Aim: Leaving out all images, write out the records that follow exactly.
--- Start of Excerpted records ---
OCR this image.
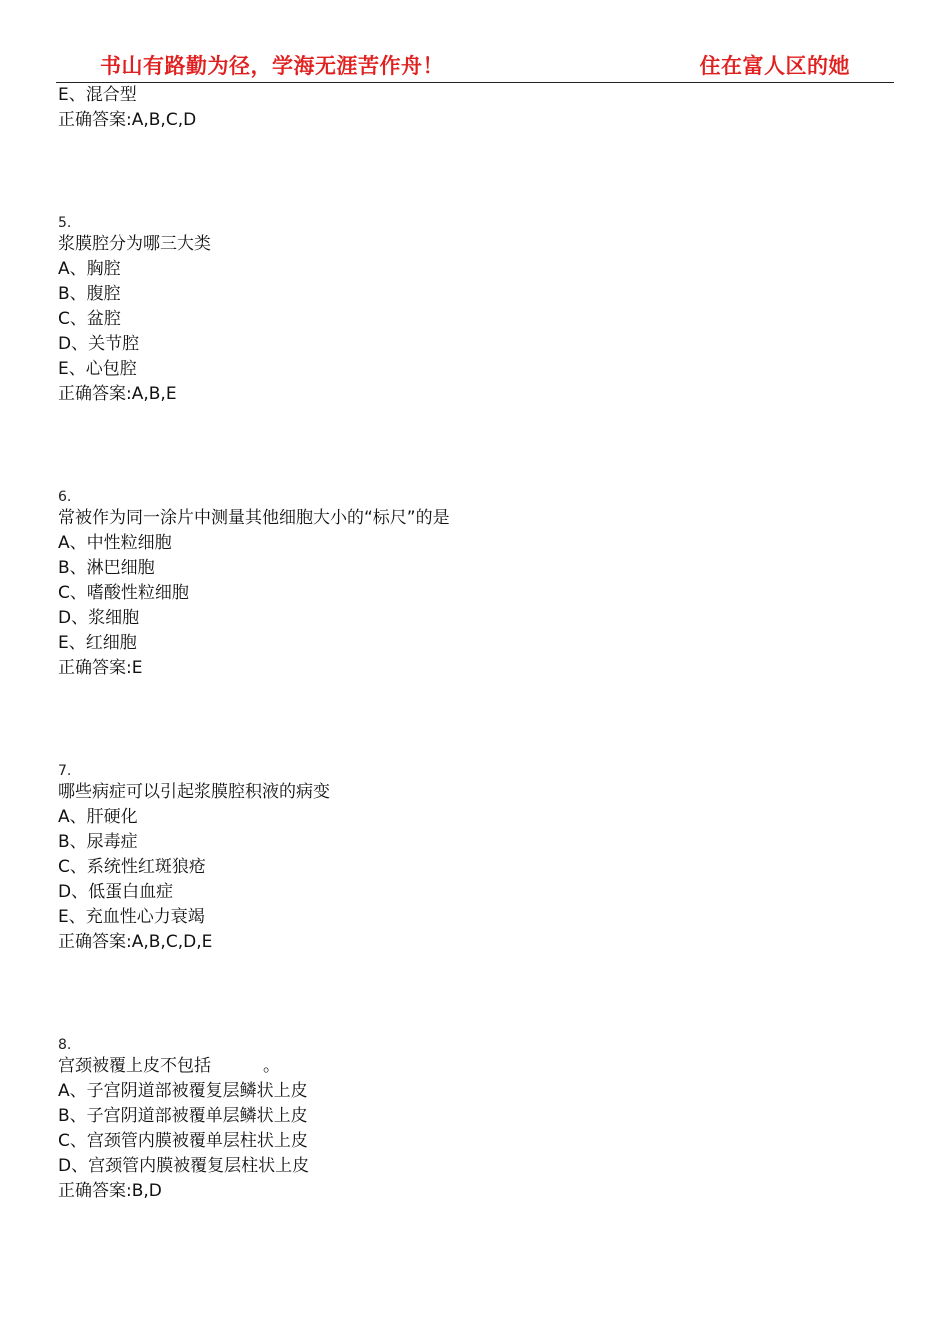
书山有路勤为径，学海无涯苦作舟！	住在富人区的她
E、混合型
正确答案:A,B,C,D
5.
浆膜腔分为哪三大类
A、胸腔
B、腹腔
C、盆腔
D、关节腔
E、心包腔
正确答案:A,B,E
6.
常被作为同一涂片中测量其他细胞大小的“标尺”的是
A、中性粒细胞
B、淋巴细胞
C、嗜酸性粒细胞
D、浆细胞
E、红细胞
正确答案:E
7.
哪些病症可以引起浆膜腔积液的病变
A、肝硬化
B、尿毒症
C、系统性红斑狼疮
D、低蛋白血症
E、充血性心力衰竭
正确答案:A,B,C,D,E
8.
宫颈被覆上皮不包括	。
A、子宫阴道部被覆复层鳞状上皮
B、子宫阴道部被覆单层鳞状上皮
C、宫颈管内膜被覆单层柱状上皮
D、宫颈管内膜被覆复层柱状上皮
正确答案:B,D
--- End of Excerpted records ---
Complete output:
OCR this image.
书山有路勤为径，学海无涯苦作舟！	住在富人区的她
E、混合型
正确答案:A,B,C,D
5.
浆膜腔分为哪三大类
A、胸腔
B、腹腔
C、盆腔
D、关节腔
E、心包腔
正确答案:A,B,E
6.
常被作为同一涂片中测量其他细胞大小的“标尺”的是
A、中性粒细胞
B、淋巴细胞
C、嗜酸性粒细胞
D、浆细胞
E、红细胞
正确答案:E
7.
哪些病症可以引起浆膜腔积液的病变
A、肝硬化
B、尿毒症
C、系统性红斑狼疮
D、低蛋白血症
E、充血性心力衰竭
正确答案:A,B,C,D,E
8.
宫颈被覆上皮不包括	。
A、子宫阴道部被覆复层鳞状上皮
B、子宫阴道部被覆单层鳞状上皮
C、宫颈管内膜被覆单层柱状上皮
D、宫颈管内膜被覆复层柱状上皮
正确答案:B,D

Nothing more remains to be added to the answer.